| Given data |
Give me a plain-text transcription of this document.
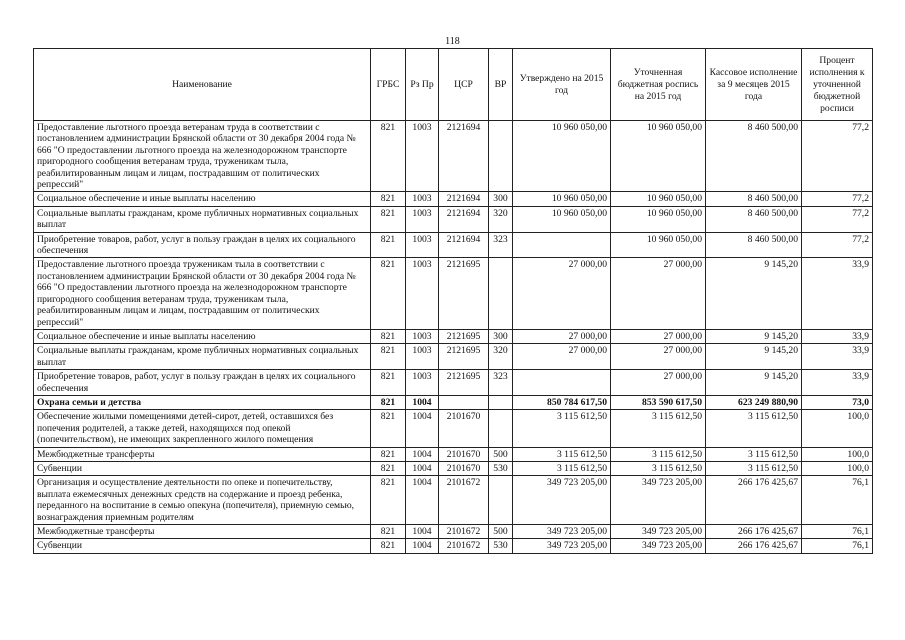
118
Наименование	ГРБС	Рз Пр	ЦСР	ВР	Утверждено на 2015 год	Уточненная бюджетная роспись на 2015 год	Кассовое исполнение за 9 месяцев 2015 года	Процент исполнения к уточненной бюджетной росписи
Предоставление льготного проезда ветеранам труда в соответствии с постановлением администрации Брянской области от 30 декабря 2004 года № 666 "О предоставлении льготного проезда на железнодорожном транспорте пригородного сообщения ветеранам труда, труженикам тыла, реабилитированным лицам и лицам, пострадавшим от политических репрессий"	821	1003	2121694		10 960 050,00	10 960 050,00	8 460 500,00	77,2
Социальное обеспечение и иные выплаты населению	821	1003	2121694	300	10 960 050,00	10 960 050,00	8 460 500,00	77,2
Социальные выплаты гражданам, кроме публичных нормативных социальных выплат	821	1003	2121694	320	10 960 050,00	10 960 050,00	8 460 500,00	77,2
Приобретение товаров, работ, услуг в пользу граждан в целях их социального обеспечения	821	1003	2121694	323		10 960 050,00	8 460 500,00	77,2
Предоставление льготного проезда труженикам тыла в соответствии с постановлением администрации Брянской области от 30 декабря 2004 года № 666 "О предоставлении льготного проезда на железнодорожном транспорте пригородного сообщения ветеранам труда, труженикам тыла, реабилитированным лицам и лицам, пострадавшим от политических репрессий"	821	1003	2121695		27 000,00	27 000,00	9 145,20	33,9
Социальное обеспечение и иные выплаты населению	821	1003	2121695	300	27 000,00	27 000,00	9 145,20	33,9
Социальные выплаты гражданам, кроме публичных нормативных социальных выплат	821	1003	2121695	320	27 000,00	27 000,00	9 145,20	33,9
Приобретение товаров, работ, услуг в пользу граждан в целях их социального обеспечения	821	1003	2121695	323		27 000,00	9 145,20	33,9
Охрана семьи и детства	821	1004			850 784 617,50	853 590 617,50	623 249 880,90	73,0
Обеспечение жилыми помещениями детей-сирот, детей, оставшихся без попечения родителей, а также детей, находящихся под опекой (попечительством), не имеющих закрепленного жилого помещения	821	1004	2101670		3 115 612,50	3 115 612,50	3 115 612,50	100,0
Межбюджетные трансферты	821	1004	2101670	500	3 115 612,50	3 115 612,50	3 115 612,50	100,0
Субвенции	821	1004	2101670	530	3 115 612,50	3 115 612,50	3 115 612,50	100,0
Организация и осуществление деятельности по опеке и попечительству, выплата ежемесячных денежных средств на содержание и проезд ребенка, переданного на воспитание в семью опекуна (попечителя), приемную семью, вознаграждения приемным родителям	821	1004	2101672		349 723 205,00	349 723 205,00	266 176 425,67	76,1
Межбюджетные трансферты	821	1004	2101672	500	349 723 205,00	349 723 205,00	266 176 425,67	76,1
Субвенции	821	1004	2101672	530	349 723 205,00	349 723 205,00	266 176 425,67	76,1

| What you will do |
Reproduce the listing above exactly, excluding all pictures.

| Task solution |
Give me a plain-text transcription of this document.
118
Наименование	ГРБС	Рз Пр	ЦСР	ВР	Утверждено на 2015 год	Уточненная бюджетная роспись на 2015 год	Кассовое исполнение за 9 месяцев 2015 года	Процент исполнения к уточненной бюджетной росписи
Предоставление льготного проезда ветеранам труда в соответствии с постановлением администрации Брянской области от 30 декабря 2004 года № 666 "О предоставлении льготного проезда на железнодорожном транспорте пригородного сообщения ветеранам труда, труженикам тыла, реабилитированным лицам и лицам, пострадавшим от политических репрессий"	821	1003	2121694		10 960 050,00	10 960 050,00	8 460 500,00	77,2
Социальное обеспечение и иные выплаты населению	821	1003	2121694	300	10 960 050,00	10 960 050,00	8 460 500,00	77,2
Социальные выплаты гражданам, кроме публичных нормативных социальных выплат	821	1003	2121694	320	10 960 050,00	10 960 050,00	8 460 500,00	77,2
Приобретение товаров, работ, услуг в пользу граждан в целях их социального обеспечения	821	1003	2121694	323		10 960 050,00	8 460 500,00	77,2
Предоставление льготного проезда труженикам тыла в соответствии с постановлением администрации Брянской области от 30 декабря 2004 года № 666 "О предоставлении льготного проезда на железнодорожном транспорте пригородного сообщения ветеранам труда, труженикам тыла, реабилитированным лицам и лицам, пострадавшим от политических репрессий"	821	1003	2121695		27 000,00	27 000,00	9 145,20	33,9
Социальное обеспечение и иные выплаты населению	821	1003	2121695	300	27 000,00	27 000,00	9 145,20	33,9
Социальные выплаты гражданам, кроме публичных нормативных социальных выплат	821	1003	2121695	320	27 000,00	27 000,00	9 145,20	33,9
Приобретение товаров, работ, услуг в пользу граждан в целях их социального обеспечения	821	1003	2121695	323		27 000,00	9 145,20	33,9
Охрана семьи и детства	821	1004			850 784 617,50	853 590 617,50	623 249 880,90	73,0
Обеспечение жилыми помещениями детей-сирот, детей, оставшихся без попечения родителей, а также детей, находящихся под опекой (попечительством), не имеющих закрепленного жилого помещения	821	1004	2101670		3 115 612,50	3 115 612,50	3 115 612,50	100,0
Межбюджетные трансферты	821	1004	2101670	500	3 115 612,50	3 115 612,50	3 115 612,50	100,0
Субвенции	821	1004	2101670	530	3 115 612,50	3 115 612,50	3 115 612,50	100,0
Организация и осуществление деятельности по опеке и попечительству, выплата ежемесячных денежных средств на содержание и проезд ребенка, переданного на воспитание в семью опекуна (попечителя), приемную семью, вознаграждения приемным родителям	821	1004	2101672		349 723 205,00	349 723 205,00	266 176 425,67	76,1
Межбюджетные трансферты	821	1004	2101672	500	349 723 205,00	349 723 205,00	266 176 425,67	76,1
Субвенции	821	1004	2101672	530	349 723 205,00	349 723 205,00	266 176 425,67	76,1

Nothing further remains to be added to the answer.